→ GIVEN EXERCISE
Examine the records and identify each line that includes the string "TVIs". Copy those lines.

→ LISTED RECORDS

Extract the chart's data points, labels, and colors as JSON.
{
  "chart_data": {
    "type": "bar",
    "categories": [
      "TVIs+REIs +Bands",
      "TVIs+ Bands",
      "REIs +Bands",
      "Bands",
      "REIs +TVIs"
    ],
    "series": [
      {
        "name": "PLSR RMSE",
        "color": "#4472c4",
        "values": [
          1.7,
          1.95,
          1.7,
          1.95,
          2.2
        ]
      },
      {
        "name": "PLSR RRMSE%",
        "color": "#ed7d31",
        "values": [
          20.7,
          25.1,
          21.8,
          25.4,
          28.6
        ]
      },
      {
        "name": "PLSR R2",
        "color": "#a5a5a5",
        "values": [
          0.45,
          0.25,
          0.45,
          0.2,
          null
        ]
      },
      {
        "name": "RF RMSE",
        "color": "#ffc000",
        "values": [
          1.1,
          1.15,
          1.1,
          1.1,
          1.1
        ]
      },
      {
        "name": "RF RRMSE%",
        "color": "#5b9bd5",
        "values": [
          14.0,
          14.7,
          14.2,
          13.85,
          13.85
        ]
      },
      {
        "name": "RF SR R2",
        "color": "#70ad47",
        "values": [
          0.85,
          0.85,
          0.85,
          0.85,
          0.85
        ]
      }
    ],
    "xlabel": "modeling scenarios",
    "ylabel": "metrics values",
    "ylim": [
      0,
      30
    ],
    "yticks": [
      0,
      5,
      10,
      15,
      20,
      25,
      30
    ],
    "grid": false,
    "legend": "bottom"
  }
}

→ COMPLETE OUTPUT
      "TVIs+REIs +Bands",
      "TVIs+ Bands",
      "REIs +TVIs"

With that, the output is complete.